Pictures excluded, return every entry exactly, please.

..............................

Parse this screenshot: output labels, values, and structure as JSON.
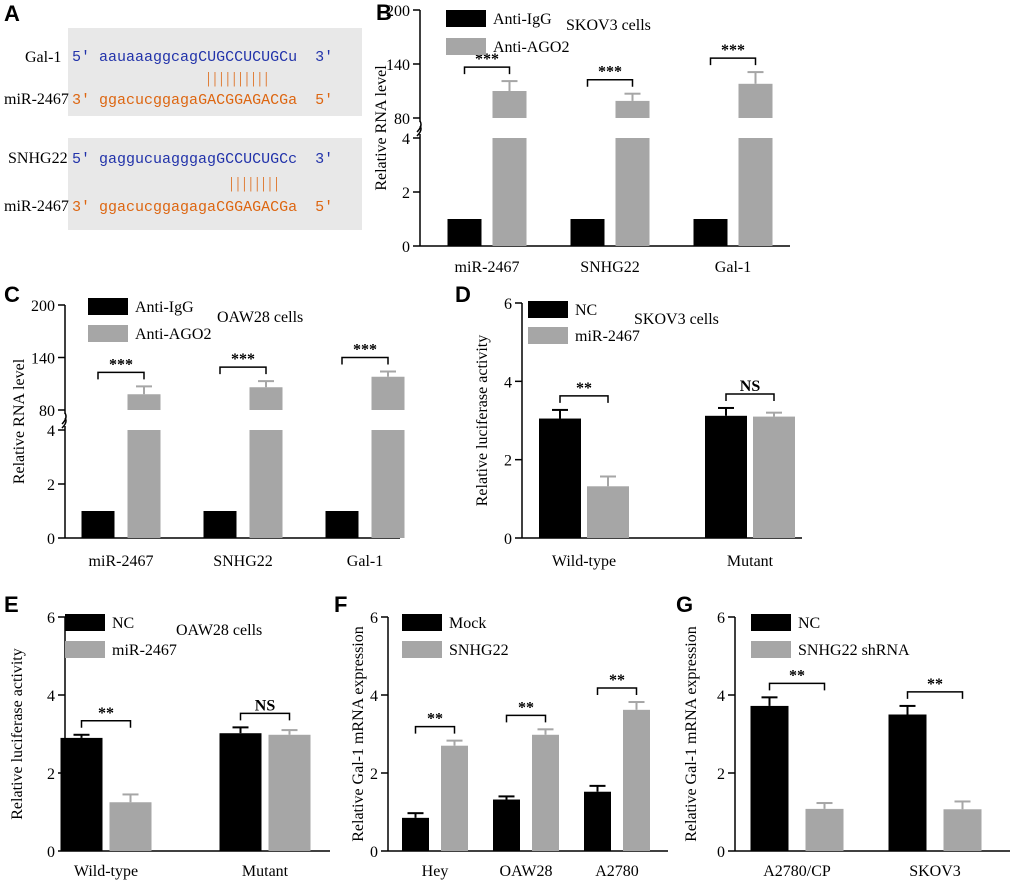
{
  "figure": {
    "panel_A": {
      "label": "A",
      "box1": {
        "row1": {
          "name": "Gal-1",
          "p5": "5'",
          "lower": "aauaaaggcag",
          "upper": "CUGCCUCUGC",
          "tail": "u",
          "p3": "3'"
        },
        "pairs": "||||||||||",
        "row2": {
          "name": "miR-2467",
          "p3": "3'",
          "lower": "ggacucggaga",
          "upper": "GACGGAGACG",
          "tail": "a",
          "p5": "5'"
        }
      },
      "box2": {
        "row1": {
          "name": "SNHG22",
          "p5": "5'",
          "lower": "gaggucuagggag",
          "upper": "GCCUCUGC",
          "tail": "c",
          "p3": "3'"
        },
        "pairs": "||||||||",
        "row2": {
          "name": "miR-2467",
          "p3": "3'",
          "lower": "ggacucggagaga",
          "upper": "CGGAGACG",
          "tail": "a",
          "p5": "5'"
        }
      },
      "colors": {
        "top": "#2233aa",
        "bottom": "#dd6611",
        "pair": "#dd6611",
        "box": "#e8e8e8"
      }
    },
    "colors": {
      "black": "#000000",
      "gray": "#a6a6a6"
    }
  },
  "chart_data": [
    {
      "panel": "B",
      "type": "bar",
      "broken_axis": true,
      "title": "SKOV3 cells",
      "ylabel": "Relative RNA level",
      "xlabel": "",
      "categories": [
        "miR-2467",
        "SNHG22",
        "Gal-1"
      ],
      "series": [
        {
          "name": "Anti-IgG",
          "color": "#000000",
          "values": [
            1,
            1,
            1
          ],
          "errors": [
            0,
            0,
            0
          ]
        },
        {
          "name": "Anti-AGO2",
          "color": "#a6a6a6",
          "values": [
            110,
            99,
            118
          ],
          "errors": [
            11,
            8,
            13
          ]
        }
      ],
      "lower_ylim": [
        0,
        4
      ],
      "lower_ticks": [
        "0",
        "2",
        "4"
      ],
      "upper_ylim": [
        80,
        200
      ],
      "upper_ticks": [
        "80",
        "140",
        "200"
      ],
      "significance": [
        "***",
        "***",
        "***"
      ]
    },
    {
      "panel": "C",
      "type": "bar",
      "broken_axis": true,
      "title": "OAW28 cells",
      "ylabel": "Relative RNA level",
      "xlabel": "",
      "categories": [
        "miR-2467",
        "SNHG22",
        "Gal-1"
      ],
      "series": [
        {
          "name": "Anti-IgG",
          "color": "#000000",
          "values": [
            1,
            1,
            1
          ],
          "errors": [
            0,
            0,
            0
          ]
        },
        {
          "name": "Anti-AGO2",
          "color": "#a6a6a6",
          "values": [
            98,
            106,
            118
          ],
          "errors": [
            9,
            7,
            6
          ]
        }
      ],
      "lower_ylim": [
        0,
        4
      ],
      "lower_ticks": [
        "0",
        "2",
        "4"
      ],
      "upper_ylim": [
        80,
        200
      ],
      "upper_ticks": [
        "80",
        "140",
        "200"
      ],
      "significance": [
        "***",
        "***",
        "***"
      ]
    },
    {
      "panel": "D",
      "type": "bar",
      "title": "SKOV3 cells",
      "ylabel": "Relative luciferase activity",
      "xlabel": "",
      "categories": [
        "Wild-type",
        "Mutant"
      ],
      "series": [
        {
          "name": "NC",
          "color": "#000000",
          "values": [
            3.05,
            3.12
          ],
          "errors": [
            0.22,
            0.2
          ]
        },
        {
          "name": "miR-2467",
          "color": "#a6a6a6",
          "values": [
            1.32,
            3.1
          ],
          "errors": [
            0.25,
            0.1
          ]
        }
      ],
      "ylim": [
        0,
        6
      ],
      "yticks": [
        "0",
        "2",
        "4",
        "6"
      ],
      "significance": [
        "**",
        "NS"
      ]
    },
    {
      "panel": "E",
      "type": "bar",
      "title": "OAW28 cells",
      "ylabel": "Relative luciferase activity",
      "xlabel": "",
      "categories": [
        "Wild-type",
        "Mutant"
      ],
      "series": [
        {
          "name": "NC",
          "color": "#000000",
          "values": [
            2.9,
            3.02
          ],
          "errors": [
            0.08,
            0.15
          ]
        },
        {
          "name": "miR-2467",
          "color": "#a6a6a6",
          "values": [
            1.25,
            2.98
          ],
          "errors": [
            0.2,
            0.12
          ]
        }
      ],
      "ylim": [
        0,
        6
      ],
      "yticks": [
        "0",
        "2",
        "4",
        "6"
      ],
      "significance": [
        "**",
        "NS"
      ]
    },
    {
      "panel": "F",
      "type": "bar",
      "title": "",
      "ylabel": "Relative Gal-1 mRNA expression",
      "xlabel": "",
      "categories": [
        "Hey",
        "OAW28",
        "A2780"
      ],
      "series": [
        {
          "name": "Mock",
          "color": "#000000",
          "values": [
            0.85,
            1.32,
            1.52
          ],
          "errors": [
            0.12,
            0.08,
            0.15
          ]
        },
        {
          "name": "SNHG22",
          "color": "#a6a6a6",
          "values": [
            2.7,
            2.98,
            3.62
          ],
          "errors": [
            0.13,
            0.14,
            0.2
          ]
        }
      ],
      "ylim": [
        0,
        6
      ],
      "yticks": [
        "0",
        "2",
        "4",
        "6"
      ],
      "significance": [
        "**",
        "**",
        "**"
      ]
    },
    {
      "panel": "G",
      "type": "bar",
      "title": "",
      "ylabel": "Relative Gal-1 mRNA expression",
      "xlabel": "",
      "categories": [
        "A2780/CP",
        "SKOV3"
      ],
      "series": [
        {
          "name": "NC",
          "color": "#000000",
          "values": [
            3.72,
            3.5
          ],
          "errors": [
            0.22,
            0.22
          ]
        },
        {
          "name": "SNHG22 shRNA",
          "color": "#a6a6a6",
          "values": [
            1.08,
            1.07
          ],
          "errors": [
            0.15,
            0.2
          ]
        }
      ],
      "ylim": [
        0,
        6
      ],
      "yticks": [
        "0",
        "2",
        "4",
        "6"
      ],
      "significance": [
        "**",
        "**"
      ]
    }
  ]
}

..............................

> _Response box_
Parse this screenshot: output labels, values, and structure as JSON.
{
  "figure": {
    "panel_A": {
      "label": "A",
      "box1": {
        "row1": {
          "name": "Gal-1",
          "p5": "5'",
          "lower": "aauaaaggcag",
          "upper": "CUGCCUCUGC",
          "tail": "u",
          "p3": "3'"
        },
        "pairs": "||||||||||",
        "row2": {
          "name": "miR-2467",
          "p3": "3'",
          "lower": "ggacucggaga",
          "upper": "GACGGAGACG",
          "tail": "a",
          "p5": "5'"
        }
      },
      "box2": {
        "row1": {
          "name": "SNHG22",
          "p5": "5'",
          "lower": "gaggucuagggag",
          "upper": "GCCUCUGC",
          "tail": "c",
          "p3": "3'"
        },
        "pairs": "||||||||",
        "row2": {
          "name": "miR-2467",
          "p3": "3'",
          "lower": "ggacucggagaga",
          "upper": "CGGAGACG",
          "tail": "a",
          "p5": "5'"
        }
      },
      "colors": {
        "top": "#2233aa",
        "bottom": "#dd6611",
        "pair": "#dd6611",
        "box": "#e8e8e8"
      }
    },
    "colors": {
      "black": "#000000",
      "gray": "#a6a6a6"
    }
  },
  "chart_data": [
    {
      "panel": "B",
      "type": "bar",
      "broken_axis": true,
      "title": "SKOV3 cells",
      "ylabel": "Relative RNA level",
      "xlabel": "",
      "categories": [
        "miR-2467",
        "SNHG22",
        "Gal-1"
      ],
      "series": [
        {
          "name": "Anti-IgG",
          "color": "#000000",
          "values": [
            1,
            1,
            1
          ],
          "errors": [
            0,
            0,
            0
          ]
        },
        {
          "name": "Anti-AGO2",
          "color": "#a6a6a6",
          "values": [
            110,
            99,
            118
          ],
          "errors": [
            11,
            8,
            13
          ]
        }
      ],
      "lower_ylim": [
        0,
        4
      ],
      "lower_ticks": [
        "0",
        "2",
        "4"
      ],
      "upper_ylim": [
        80,
        200
      ],
      "upper_ticks": [
        "80",
        "140",
        "200"
      ],
      "significance": [
        "***",
        "***",
        "***"
      ]
    },
    {
      "panel": "C",
      "type": "bar",
      "broken_axis": true,
      "title": "OAW28 cells",
      "ylabel": "Relative RNA level",
      "xlabel": "",
      "categories": [
        "miR-2467",
        "SNHG22",
        "Gal-1"
      ],
      "series": [
        {
          "name": "Anti-IgG",
          "color": "#000000",
          "values": [
            1,
            1,
            1
          ],
          "errors": [
            0,
            0,
            0
          ]
        },
        {
          "name": "Anti-AGO2",
          "color": "#a6a6a6",
          "values": [
            98,
            106,
            118
          ],
          "errors": [
            9,
            7,
            6
          ]
        }
      ],
      "lower_ylim": [
        0,
        4
      ],
      "lower_ticks": [
        "0",
        "2",
        "4"
      ],
      "upper_ylim": [
        80,
        200
      ],
      "upper_ticks": [
        "80",
        "140",
        "200"
      ],
      "significance": [
        "***",
        "***",
        "***"
      ]
    },
    {
      "panel": "D",
      "type": "bar",
      "title": "SKOV3 cells",
      "ylabel": "Relative luciferase activity",
      "xlabel": "",
      "categories": [
        "Wild-type",
        "Mutant"
      ],
      "series": [
        {
          "name": "NC",
          "color": "#000000",
          "values": [
            3.05,
            3.12
          ],
          "errors": [
            0.22,
            0.2
          ]
        },
        {
          "name": "miR-2467",
          "color": "#a6a6a6",
          "values": [
            1.32,
            3.1
          ],
          "errors": [
            0.25,
            0.1
          ]
        }
      ],
      "ylim": [
        0,
        6
      ],
      "yticks": [
        "0",
        "2",
        "4",
        "6"
      ],
      "significance": [
        "**",
        "NS"
      ]
    },
    {
      "panel": "E",
      "type": "bar",
      "title": "OAW28 cells",
      "ylabel": "Relative luciferase activity",
      "xlabel": "",
      "categories": [
        "Wild-type",
        "Mutant"
      ],
      "series": [
        {
          "name": "NC",
          "color": "#000000",
          "values": [
            2.9,
            3.02
          ],
          "errors": [
            0.08,
            0.15
          ]
        },
        {
          "name": "miR-2467",
          "color": "#a6a6a6",
          "values": [
            1.25,
            2.98
          ],
          "errors": [
            0.2,
            0.12
          ]
        }
      ],
      "ylim": [
        0,
        6
      ],
      "yticks": [
        "0",
        "2",
        "4",
        "6"
      ],
      "significance": [
        "**",
        "NS"
      ]
    },
    {
      "panel": "F",
      "type": "bar",
      "title": "",
      "ylabel": "Relative Gal-1 mRNA expression",
      "xlabel": "",
      "categories": [
        "Hey",
        "OAW28",
        "A2780"
      ],
      "series": [
        {
          "name": "Mock",
          "color": "#000000",
          "values": [
            0.85,
            1.32,
            1.52
          ],
          "errors": [
            0.12,
            0.08,
            0.15
          ]
        },
        {
          "name": "SNHG22",
          "color": "#a6a6a6",
          "values": [
            2.7,
            2.98,
            3.62
          ],
          "errors": [
            0.13,
            0.14,
            0.2
          ]
        }
      ],
      "ylim": [
        0,
        6
      ],
      "yticks": [
        "0",
        "2",
        "4",
        "6"
      ],
      "significance": [
        "**",
        "**",
        "**"
      ]
    },
    {
      "panel": "G",
      "type": "bar",
      "title": "",
      "ylabel": "Relative Gal-1 mRNA expression",
      "xlabel": "",
      "categories": [
        "A2780/CP",
        "SKOV3"
      ],
      "series": [
        {
          "name": "NC",
          "color": "#000000",
          "values": [
            3.72,
            3.5
          ],
          "errors": [
            0.22,
            0.22
          ]
        },
        {
          "name": "SNHG22 shRNA",
          "color": "#a6a6a6",
          "values": [
            1.08,
            1.07
          ],
          "errors": [
            0.15,
            0.2
          ]
        }
      ],
      "ylim": [
        0,
        6
      ],
      "yticks": [
        "0",
        "2",
        "4",
        "6"
      ],
      "significance": [
        "**",
        "**"
      ]
    }
  ]
}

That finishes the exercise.